▶ TASK OBJECTIVE: Reply with the count of lines holding "houses", nothing more.
***** RECORD SET *****
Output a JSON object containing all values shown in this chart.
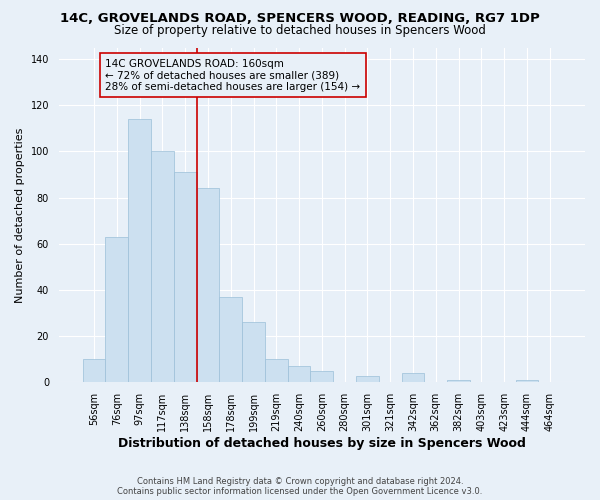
{
  "title": "14C, GROVELANDS ROAD, SPENCERS WOOD, READING, RG7 1DP",
  "subtitle": "Size of property relative to detached houses in Spencers Wood",
  "xlabel": "Distribution of detached houses by size in Spencers Wood",
  "ylabel": "Number of detached properties",
  "footnote1": "Contains HM Land Registry data © Crown copyright and database right 2024.",
  "footnote2": "Contains public sector information licensed under the Open Government Licence v3.0.",
  "bins": [
    "56sqm",
    "76sqm",
    "97sqm",
    "117sqm",
    "138sqm",
    "158sqm",
    "178sqm",
    "199sqm",
    "219sqm",
    "240sqm",
    "260sqm",
    "280sqm",
    "301sqm",
    "321sqm",
    "342sqm",
    "362sqm",
    "382sqm",
    "403sqm",
    "423sqm",
    "444sqm",
    "464sqm"
  ],
  "values": [
    10,
    63,
    114,
    100,
    91,
    84,
    37,
    26,
    10,
    7,
    5,
    0,
    3,
    0,
    4,
    0,
    1,
    0,
    0,
    1,
    0
  ],
  "bar_color": "#cce0f0",
  "bar_edge_color": "#9bbfd8",
  "vline_x_index": 5,
  "vline_color": "#cc0000",
  "annotation_text": "14C GROVELANDS ROAD: 160sqm\n← 72% of detached houses are smaller (389)\n28% of semi-detached houses are larger (154) →",
  "annotation_box_color": "#cc0000",
  "ylim": [
    0,
    145
  ],
  "yticks": [
    0,
    20,
    40,
    60,
    80,
    100,
    120,
    140
  ],
  "bg_color": "#e8f0f8",
  "grid_color": "#ffffff",
  "title_fontsize": 9.5,
  "subtitle_fontsize": 8.5,
  "xlabel_fontsize": 9,
  "ylabel_fontsize": 8,
  "tick_fontsize": 7,
  "footnote_fontsize": 6,
  "annotation_fontsize": 7.5
}
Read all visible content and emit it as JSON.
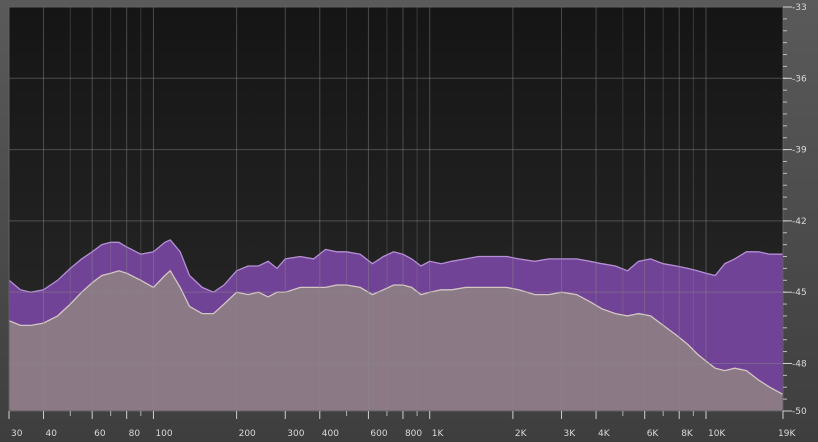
{
  "chart_data": {
    "type": "area",
    "title": "",
    "xlabel": "",
    "ylabel": "",
    "x_scale": "log",
    "xlim": [
      30,
      19000
    ],
    "ylim": [
      -50,
      -33
    ],
    "grid": true,
    "x_ticks": [
      {
        "value": 30,
        "label": "30"
      },
      {
        "value": 40,
        "label": "40"
      },
      {
        "value": 60,
        "label": "60"
      },
      {
        "value": 80,
        "label": "80"
      },
      {
        "value": 100,
        "label": "100"
      },
      {
        "value": 200,
        "label": "200"
      },
      {
        "value": 300,
        "label": "300"
      },
      {
        "value": 400,
        "label": "400"
      },
      {
        "value": 600,
        "label": "600"
      },
      {
        "value": 800,
        "label": "800"
      },
      {
        "value": 1000,
        "label": "1K"
      },
      {
        "value": 2000,
        "label": "2K"
      },
      {
        "value": 3000,
        "label": "3K"
      },
      {
        "value": 4000,
        "label": "4K"
      },
      {
        "value": 6000,
        "label": "6K"
      },
      {
        "value": 8000,
        "label": "8K"
      },
      {
        "value": 10000,
        "label": "10K"
      },
      {
        "value": 19000,
        "label": "19K"
      }
    ],
    "x_minor_grid": [
      50,
      70,
      90,
      500,
      700,
      900,
      5000,
      7000,
      9000
    ],
    "y_ticks": [
      {
        "value": -33,
        "label": "-33"
      },
      {
        "value": -36,
        "label": "-36"
      },
      {
        "value": -39,
        "label": "-39"
      },
      {
        "value": -42,
        "label": "-42"
      },
      {
        "value": -45,
        "label": "-45"
      },
      {
        "value": -48,
        "label": "-48"
      },
      {
        "value": -50,
        "label": "-50"
      }
    ],
    "series": [
      {
        "color": "#74449a",
        "points": [
          [
            30,
            -44.5
          ],
          [
            33,
            -44.9
          ],
          [
            36,
            -45.0
          ],
          [
            40,
            -44.9
          ],
          [
            45,
            -44.5
          ],
          [
            50,
            -44.0
          ],
          [
            55,
            -43.6
          ],
          [
            60,
            -43.3
          ],
          [
            65,
            -43.0
          ],
          [
            70,
            -42.9
          ],
          [
            75,
            -42.9
          ],
          [
            80,
            -43.1
          ],
          [
            90,
            -43.4
          ],
          [
            100,
            -43.3
          ],
          [
            110,
            -42.9
          ],
          [
            115,
            -42.8
          ],
          [
            125,
            -43.3
          ],
          [
            135,
            -44.3
          ],
          [
            150,
            -44.8
          ],
          [
            165,
            -45.0
          ],
          [
            180,
            -44.7
          ],
          [
            200,
            -44.1
          ],
          [
            220,
            -43.9
          ],
          [
            240,
            -43.9
          ],
          [
            260,
            -43.7
          ],
          [
            280,
            -44.0
          ],
          [
            300,
            -43.6
          ],
          [
            340,
            -43.5
          ],
          [
            380,
            -43.6
          ],
          [
            420,
            -43.2
          ],
          [
            460,
            -43.3
          ],
          [
            500,
            -43.3
          ],
          [
            560,
            -43.4
          ],
          [
            620,
            -43.8
          ],
          [
            680,
            -43.5
          ],
          [
            740,
            -43.3
          ],
          [
            800,
            -43.4
          ],
          [
            860,
            -43.6
          ],
          [
            930,
            -43.9
          ],
          [
            1000,
            -43.7
          ],
          [
            1100,
            -43.8
          ],
          [
            1200,
            -43.7
          ],
          [
            1350,
            -43.6
          ],
          [
            1500,
            -43.5
          ],
          [
            1700,
            -43.5
          ],
          [
            1900,
            -43.5
          ],
          [
            2100,
            -43.6
          ],
          [
            2400,
            -43.7
          ],
          [
            2700,
            -43.6
          ],
          [
            3000,
            -43.6
          ],
          [
            3400,
            -43.6
          ],
          [
            3800,
            -43.7
          ],
          [
            4200,
            -43.8
          ],
          [
            4700,
            -43.9
          ],
          [
            5200,
            -44.1
          ],
          [
            5700,
            -43.7
          ],
          [
            6300,
            -43.6
          ],
          [
            7000,
            -43.8
          ],
          [
            7800,
            -43.9
          ],
          [
            8600,
            -44.0
          ],
          [
            9300,
            -44.1
          ],
          [
            10000,
            -44.2
          ],
          [
            10800,
            -44.3
          ],
          [
            11700,
            -43.8
          ],
          [
            12700,
            -43.6
          ],
          [
            14000,
            -43.3
          ],
          [
            15500,
            -43.3
          ],
          [
            17000,
            -43.4
          ],
          [
            19000,
            -43.4
          ]
        ]
      },
      {
        "color": "#8c7b85",
        "points": [
          [
            30,
            -46.2
          ],
          [
            33,
            -46.4
          ],
          [
            36,
            -46.4
          ],
          [
            40,
            -46.3
          ],
          [
            45,
            -46.0
          ],
          [
            50,
            -45.5
          ],
          [
            55,
            -45.0
          ],
          [
            60,
            -44.6
          ],
          [
            65,
            -44.3
          ],
          [
            70,
            -44.2
          ],
          [
            75,
            -44.1
          ],
          [
            80,
            -44.2
          ],
          [
            90,
            -44.5
          ],
          [
            100,
            -44.8
          ],
          [
            110,
            -44.3
          ],
          [
            115,
            -44.1
          ],
          [
            125,
            -44.8
          ],
          [
            135,
            -45.6
          ],
          [
            150,
            -45.9
          ],
          [
            165,
            -45.9
          ],
          [
            180,
            -45.5
          ],
          [
            200,
            -45.0
          ],
          [
            220,
            -45.1
          ],
          [
            240,
            -45.0
          ],
          [
            260,
            -45.2
          ],
          [
            280,
            -45.0
          ],
          [
            300,
            -45.0
          ],
          [
            340,
            -44.8
          ],
          [
            380,
            -44.8
          ],
          [
            420,
            -44.8
          ],
          [
            460,
            -44.7
          ],
          [
            500,
            -44.7
          ],
          [
            560,
            -44.8
          ],
          [
            620,
            -45.1
          ],
          [
            680,
            -44.9
          ],
          [
            740,
            -44.7
          ],
          [
            800,
            -44.7
          ],
          [
            860,
            -44.8
          ],
          [
            930,
            -45.1
          ],
          [
            1000,
            -45.0
          ],
          [
            1100,
            -44.9
          ],
          [
            1200,
            -44.9
          ],
          [
            1350,
            -44.8
          ],
          [
            1500,
            -44.8
          ],
          [
            1700,
            -44.8
          ],
          [
            1900,
            -44.8
          ],
          [
            2100,
            -44.9
          ],
          [
            2400,
            -45.1
          ],
          [
            2700,
            -45.1
          ],
          [
            3000,
            -45.0
          ],
          [
            3400,
            -45.1
          ],
          [
            3800,
            -45.4
          ],
          [
            4200,
            -45.7
          ],
          [
            4700,
            -45.9
          ],
          [
            5200,
            -46.0
          ],
          [
            5700,
            -45.9
          ],
          [
            6300,
            -46.0
          ],
          [
            7000,
            -46.4
          ],
          [
            7800,
            -46.8
          ],
          [
            8600,
            -47.2
          ],
          [
            9300,
            -47.6
          ],
          [
            10000,
            -47.9
          ],
          [
            10800,
            -48.2
          ],
          [
            11700,
            -48.3
          ],
          [
            12700,
            -48.2
          ],
          [
            14000,
            -48.3
          ],
          [
            15500,
            -48.7
          ],
          [
            17000,
            -49.0
          ],
          [
            19000,
            -49.3
          ]
        ]
      }
    ]
  }
}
*****
▶ WRITTEN ANSWER: 3